----- VORGEGEBENER TEXT -----

Ein ganzes Gebiet übersät mit kleinen oder großen rauchenden Schloten, Schlammbecken und sogar Geysiren. Einmal unter städtischer Verwaltung, der andere Teil in Selbstverwaltung der Maori, werden alte Traditionen weiterentwickelt (eine Schule für verschiedenste Arten des Schnitzens und eine für das Weben – für uns leider sehr althergebracht, Frauen dürfen nämlich nicht schnitzen) und ein Maoridorf zeigt Gebräuche für die Touristen. In Rotorua besteht die Bevölkerung zu 30% aus Maori, was der höchste Anteil in ganz Neuseeland ist.

-----

* ZIEL DER AUFGABE:
Setze den Text über Rotorua nach seinem letzten Satz fort.

----- EINTRÄGE IM DATENSATZ -----

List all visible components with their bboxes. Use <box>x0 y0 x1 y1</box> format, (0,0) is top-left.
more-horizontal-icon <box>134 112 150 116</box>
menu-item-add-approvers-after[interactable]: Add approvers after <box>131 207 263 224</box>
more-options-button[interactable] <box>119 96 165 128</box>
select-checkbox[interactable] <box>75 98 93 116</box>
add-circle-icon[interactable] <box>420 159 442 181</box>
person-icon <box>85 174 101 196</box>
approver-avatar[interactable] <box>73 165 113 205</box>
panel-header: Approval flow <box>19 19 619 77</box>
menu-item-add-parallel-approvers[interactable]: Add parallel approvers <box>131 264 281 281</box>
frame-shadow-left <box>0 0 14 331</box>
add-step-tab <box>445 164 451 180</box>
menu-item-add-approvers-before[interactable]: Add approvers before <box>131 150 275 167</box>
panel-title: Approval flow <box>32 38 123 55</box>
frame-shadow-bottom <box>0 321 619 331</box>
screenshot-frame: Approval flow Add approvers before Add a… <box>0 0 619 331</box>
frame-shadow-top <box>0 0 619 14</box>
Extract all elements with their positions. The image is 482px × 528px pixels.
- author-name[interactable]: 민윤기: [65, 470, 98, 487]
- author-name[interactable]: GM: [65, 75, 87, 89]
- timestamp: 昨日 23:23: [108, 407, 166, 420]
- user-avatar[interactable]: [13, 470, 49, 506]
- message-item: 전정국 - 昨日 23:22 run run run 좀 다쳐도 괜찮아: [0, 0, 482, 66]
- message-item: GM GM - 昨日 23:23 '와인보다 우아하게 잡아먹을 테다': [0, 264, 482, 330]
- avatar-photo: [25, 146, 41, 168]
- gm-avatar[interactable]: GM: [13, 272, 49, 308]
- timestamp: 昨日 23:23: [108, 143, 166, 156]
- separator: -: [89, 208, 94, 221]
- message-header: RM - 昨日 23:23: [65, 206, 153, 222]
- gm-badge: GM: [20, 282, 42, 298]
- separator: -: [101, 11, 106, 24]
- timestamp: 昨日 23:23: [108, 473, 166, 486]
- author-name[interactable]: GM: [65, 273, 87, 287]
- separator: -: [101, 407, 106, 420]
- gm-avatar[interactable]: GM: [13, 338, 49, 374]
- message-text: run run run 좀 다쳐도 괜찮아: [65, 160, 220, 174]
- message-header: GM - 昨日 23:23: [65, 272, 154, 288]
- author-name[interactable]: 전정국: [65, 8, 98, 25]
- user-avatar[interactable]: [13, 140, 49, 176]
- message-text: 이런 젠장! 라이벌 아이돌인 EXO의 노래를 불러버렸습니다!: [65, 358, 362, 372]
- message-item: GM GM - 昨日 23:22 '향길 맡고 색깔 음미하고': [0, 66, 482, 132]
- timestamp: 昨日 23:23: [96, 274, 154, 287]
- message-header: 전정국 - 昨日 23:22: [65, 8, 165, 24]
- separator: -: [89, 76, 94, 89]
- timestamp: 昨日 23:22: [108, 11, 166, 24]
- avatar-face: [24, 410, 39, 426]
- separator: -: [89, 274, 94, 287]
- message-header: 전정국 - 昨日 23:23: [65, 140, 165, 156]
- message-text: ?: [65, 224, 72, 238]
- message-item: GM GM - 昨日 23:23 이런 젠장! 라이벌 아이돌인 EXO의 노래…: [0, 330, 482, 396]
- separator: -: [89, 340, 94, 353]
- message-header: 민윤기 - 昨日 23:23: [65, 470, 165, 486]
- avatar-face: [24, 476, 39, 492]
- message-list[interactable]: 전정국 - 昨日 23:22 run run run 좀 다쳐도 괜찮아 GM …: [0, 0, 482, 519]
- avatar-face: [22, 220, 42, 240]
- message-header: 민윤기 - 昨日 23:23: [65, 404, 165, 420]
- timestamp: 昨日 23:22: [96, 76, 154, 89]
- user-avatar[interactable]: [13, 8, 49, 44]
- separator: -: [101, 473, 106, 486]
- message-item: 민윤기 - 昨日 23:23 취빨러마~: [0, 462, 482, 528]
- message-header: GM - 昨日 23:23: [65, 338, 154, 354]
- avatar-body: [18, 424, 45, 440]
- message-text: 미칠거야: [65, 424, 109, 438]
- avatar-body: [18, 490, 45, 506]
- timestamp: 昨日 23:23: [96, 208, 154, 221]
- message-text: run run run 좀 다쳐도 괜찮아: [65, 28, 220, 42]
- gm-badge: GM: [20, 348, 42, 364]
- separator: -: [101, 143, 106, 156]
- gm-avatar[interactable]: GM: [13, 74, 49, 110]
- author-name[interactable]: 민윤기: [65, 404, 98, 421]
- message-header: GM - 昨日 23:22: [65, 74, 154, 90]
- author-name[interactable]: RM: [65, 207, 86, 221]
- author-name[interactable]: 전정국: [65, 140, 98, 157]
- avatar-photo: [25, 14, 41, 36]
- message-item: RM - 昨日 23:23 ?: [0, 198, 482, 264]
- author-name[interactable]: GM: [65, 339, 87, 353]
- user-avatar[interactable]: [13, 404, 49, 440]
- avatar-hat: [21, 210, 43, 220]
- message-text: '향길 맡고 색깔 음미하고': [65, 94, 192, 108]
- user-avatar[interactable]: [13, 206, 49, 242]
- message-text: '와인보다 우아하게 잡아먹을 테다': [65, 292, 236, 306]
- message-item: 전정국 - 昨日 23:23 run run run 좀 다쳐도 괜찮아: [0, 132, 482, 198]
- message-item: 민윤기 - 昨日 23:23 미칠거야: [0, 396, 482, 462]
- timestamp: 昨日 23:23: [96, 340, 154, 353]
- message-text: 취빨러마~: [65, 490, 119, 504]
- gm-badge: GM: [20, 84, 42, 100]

-----

* ANTWORT:
Beide Orte sind für sich genommen magisch – morgens im Sonnenlicht durch die Schwefelschwaden zu wandeln, heilsamen Schlamm brodeln und Geysire ausbrechen zu sehen. Tatsächlich wird dieser Heilschlamm in Krankenhäusern verwendet. Regelmäßig schießen Wasserfontänen in die Höhe. Besucher:innen können auf heißen Steinen sitzen und diesem Schauspiel beiwohnen. Verschiedene Farben leuchteten in der Sonne, gelber Schwefel, rostbraunes Eisen, grünliches Kupfer,…

Wer übrigens meint, dass die deutsche Sprache zu lange zusammengesetzte Worte erschaffen würde, der sei mit Maori eines Besseren belehrt (bedeutet übrigens ungefähr „der Kriegstanz der Kriegsparteien von Wahiao“): WHAKAREWAREWATANGAOTEOPETAUAAWAHIAO
Und nach diesen vielen Eindrücken sind wir abends noch ins Stadion gepilgert, um das Viertelfinale zwischen Japan und Schweden zu sehen. Tolles und spannendes Spiel, leider musste ein Team verlieren. Interessanterweise schlagen sich die vielen neuseeländischen Zuschauer:innen meist auf eine Seite, tragen dann auch Farben und Fahnen dieses Teams und gehen mit großer Leidenschaft mit. An diesem Abend waren es die Japanerinnen, die die ganze Arena hinter sich hatten und angefeuert wurden, noch den Ausgleich zu erzielen.